→ **ENTRIES PROVIDED**
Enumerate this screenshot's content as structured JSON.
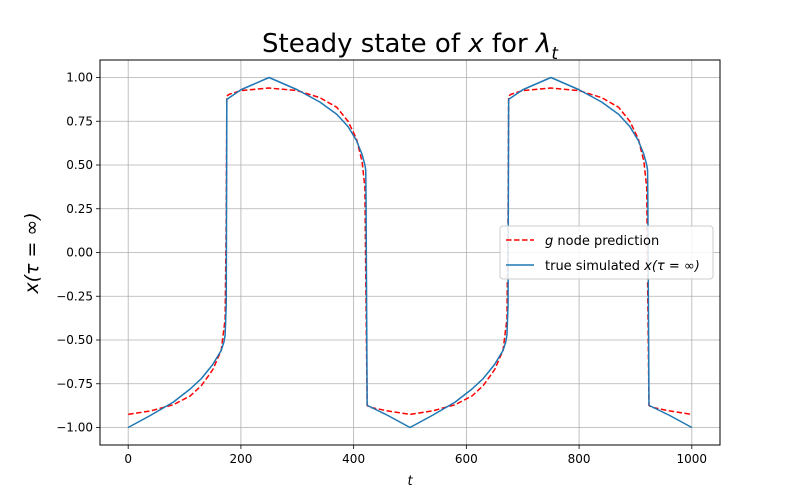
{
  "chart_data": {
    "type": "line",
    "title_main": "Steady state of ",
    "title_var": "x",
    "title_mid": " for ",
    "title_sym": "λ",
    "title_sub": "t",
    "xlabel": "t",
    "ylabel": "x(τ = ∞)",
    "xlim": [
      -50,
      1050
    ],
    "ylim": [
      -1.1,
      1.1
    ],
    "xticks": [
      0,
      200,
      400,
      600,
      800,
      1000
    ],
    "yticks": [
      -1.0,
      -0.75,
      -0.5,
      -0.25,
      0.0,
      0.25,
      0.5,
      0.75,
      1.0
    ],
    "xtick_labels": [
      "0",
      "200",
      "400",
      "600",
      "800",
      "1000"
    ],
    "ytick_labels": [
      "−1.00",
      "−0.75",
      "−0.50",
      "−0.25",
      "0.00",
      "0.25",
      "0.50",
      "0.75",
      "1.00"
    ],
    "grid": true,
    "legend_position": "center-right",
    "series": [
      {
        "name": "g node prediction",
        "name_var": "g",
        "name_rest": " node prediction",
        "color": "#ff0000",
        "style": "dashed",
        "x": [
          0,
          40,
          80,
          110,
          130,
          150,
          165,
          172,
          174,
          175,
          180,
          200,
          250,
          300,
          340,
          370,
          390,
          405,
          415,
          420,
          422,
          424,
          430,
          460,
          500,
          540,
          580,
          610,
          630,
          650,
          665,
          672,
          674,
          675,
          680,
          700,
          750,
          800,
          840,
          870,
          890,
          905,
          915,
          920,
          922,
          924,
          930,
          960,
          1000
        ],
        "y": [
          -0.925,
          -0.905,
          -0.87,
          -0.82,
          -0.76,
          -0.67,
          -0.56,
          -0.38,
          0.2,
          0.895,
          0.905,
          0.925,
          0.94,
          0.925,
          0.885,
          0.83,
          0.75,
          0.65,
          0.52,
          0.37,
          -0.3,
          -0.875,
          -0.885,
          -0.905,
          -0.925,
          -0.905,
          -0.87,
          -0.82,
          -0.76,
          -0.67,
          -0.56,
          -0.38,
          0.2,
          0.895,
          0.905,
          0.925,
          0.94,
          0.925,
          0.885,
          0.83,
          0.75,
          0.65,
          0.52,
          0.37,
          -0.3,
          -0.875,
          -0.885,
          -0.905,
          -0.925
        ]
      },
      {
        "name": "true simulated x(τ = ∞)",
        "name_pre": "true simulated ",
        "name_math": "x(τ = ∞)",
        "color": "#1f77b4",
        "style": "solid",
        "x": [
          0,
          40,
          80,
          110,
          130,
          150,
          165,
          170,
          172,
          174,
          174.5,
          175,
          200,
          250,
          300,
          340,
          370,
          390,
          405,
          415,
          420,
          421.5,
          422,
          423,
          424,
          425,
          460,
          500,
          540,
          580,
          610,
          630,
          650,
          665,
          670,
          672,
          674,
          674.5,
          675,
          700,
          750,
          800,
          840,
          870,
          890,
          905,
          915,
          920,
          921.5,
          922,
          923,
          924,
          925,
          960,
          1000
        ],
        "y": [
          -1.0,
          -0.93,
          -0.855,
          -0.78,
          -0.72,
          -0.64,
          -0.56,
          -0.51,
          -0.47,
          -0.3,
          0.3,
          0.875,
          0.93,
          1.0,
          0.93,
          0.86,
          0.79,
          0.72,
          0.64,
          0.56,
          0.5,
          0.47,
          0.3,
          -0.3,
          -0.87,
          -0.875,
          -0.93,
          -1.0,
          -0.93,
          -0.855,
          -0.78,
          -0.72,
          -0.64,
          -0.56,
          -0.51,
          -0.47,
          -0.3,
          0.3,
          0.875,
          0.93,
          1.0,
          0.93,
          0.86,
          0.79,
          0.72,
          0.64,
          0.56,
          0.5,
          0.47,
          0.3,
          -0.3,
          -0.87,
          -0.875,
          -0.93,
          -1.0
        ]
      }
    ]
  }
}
...
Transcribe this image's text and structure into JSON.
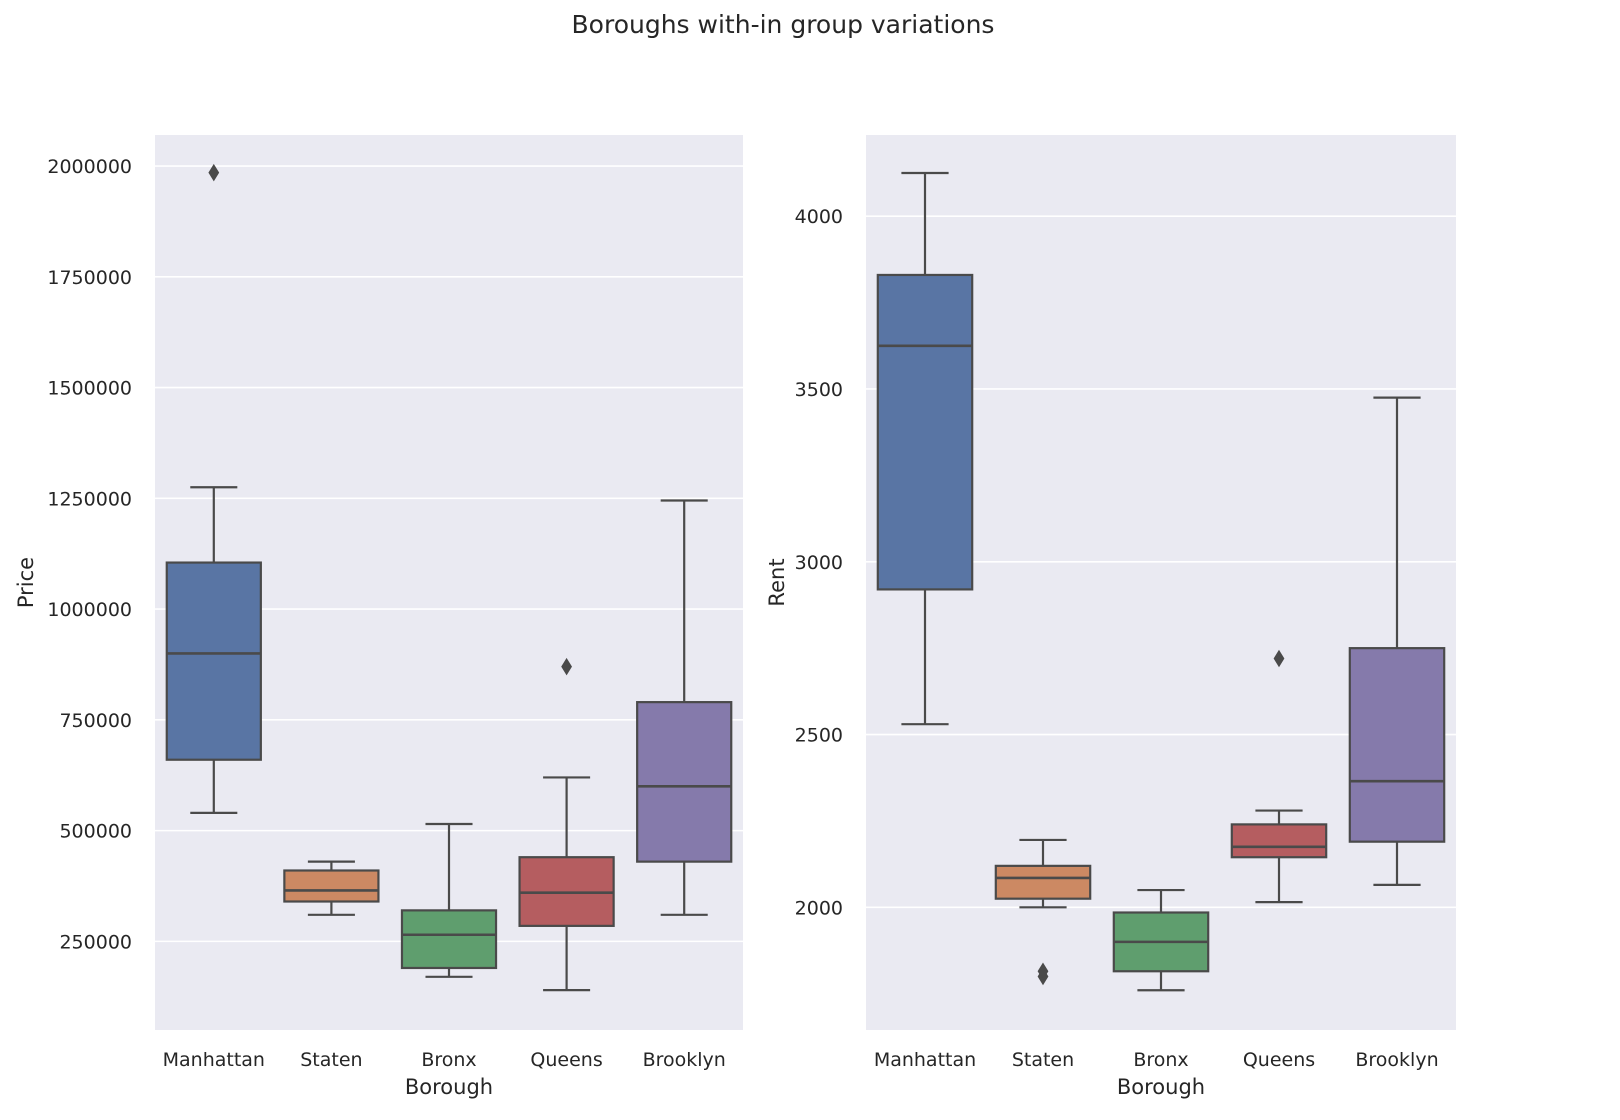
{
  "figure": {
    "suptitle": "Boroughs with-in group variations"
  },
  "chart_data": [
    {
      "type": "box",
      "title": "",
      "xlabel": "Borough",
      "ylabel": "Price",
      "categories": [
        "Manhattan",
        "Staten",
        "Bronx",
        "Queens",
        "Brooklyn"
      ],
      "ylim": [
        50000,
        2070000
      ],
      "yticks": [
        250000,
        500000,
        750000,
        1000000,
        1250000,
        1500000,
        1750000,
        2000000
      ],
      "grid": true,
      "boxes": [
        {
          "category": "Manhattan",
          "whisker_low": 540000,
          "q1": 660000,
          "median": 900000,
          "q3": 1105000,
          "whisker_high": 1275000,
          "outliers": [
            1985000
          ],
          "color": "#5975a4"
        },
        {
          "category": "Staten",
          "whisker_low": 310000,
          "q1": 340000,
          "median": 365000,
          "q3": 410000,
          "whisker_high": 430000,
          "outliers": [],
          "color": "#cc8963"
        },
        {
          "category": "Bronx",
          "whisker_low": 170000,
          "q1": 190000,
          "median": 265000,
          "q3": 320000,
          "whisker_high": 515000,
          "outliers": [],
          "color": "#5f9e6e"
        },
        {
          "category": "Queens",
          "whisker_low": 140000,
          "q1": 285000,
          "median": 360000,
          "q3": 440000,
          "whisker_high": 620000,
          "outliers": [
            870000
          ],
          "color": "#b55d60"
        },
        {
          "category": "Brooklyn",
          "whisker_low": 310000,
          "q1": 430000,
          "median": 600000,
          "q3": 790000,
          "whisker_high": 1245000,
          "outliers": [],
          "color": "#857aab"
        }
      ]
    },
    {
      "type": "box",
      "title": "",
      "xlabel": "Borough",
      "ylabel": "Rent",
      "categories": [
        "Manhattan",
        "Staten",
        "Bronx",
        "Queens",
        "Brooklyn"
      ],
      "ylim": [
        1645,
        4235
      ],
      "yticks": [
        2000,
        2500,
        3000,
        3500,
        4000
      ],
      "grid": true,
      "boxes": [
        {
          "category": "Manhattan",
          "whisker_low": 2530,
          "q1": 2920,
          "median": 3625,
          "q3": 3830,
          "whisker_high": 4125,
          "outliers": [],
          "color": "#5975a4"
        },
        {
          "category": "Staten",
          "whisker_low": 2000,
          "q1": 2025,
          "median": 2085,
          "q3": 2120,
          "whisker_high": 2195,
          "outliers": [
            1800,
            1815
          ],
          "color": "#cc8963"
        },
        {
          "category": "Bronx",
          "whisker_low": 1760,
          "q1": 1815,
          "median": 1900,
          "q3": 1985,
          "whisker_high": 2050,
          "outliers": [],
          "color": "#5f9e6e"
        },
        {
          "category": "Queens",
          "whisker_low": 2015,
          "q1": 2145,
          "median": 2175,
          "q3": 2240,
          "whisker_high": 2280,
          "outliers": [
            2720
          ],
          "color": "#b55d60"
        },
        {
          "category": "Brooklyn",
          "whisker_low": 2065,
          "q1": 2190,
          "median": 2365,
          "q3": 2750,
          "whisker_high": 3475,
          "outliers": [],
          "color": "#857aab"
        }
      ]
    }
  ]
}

→ **DIRECTION**
Calculate how many lines of the material include the string "simulated", and state that number by itself.

→ **EXERCISE RESPONSE**
2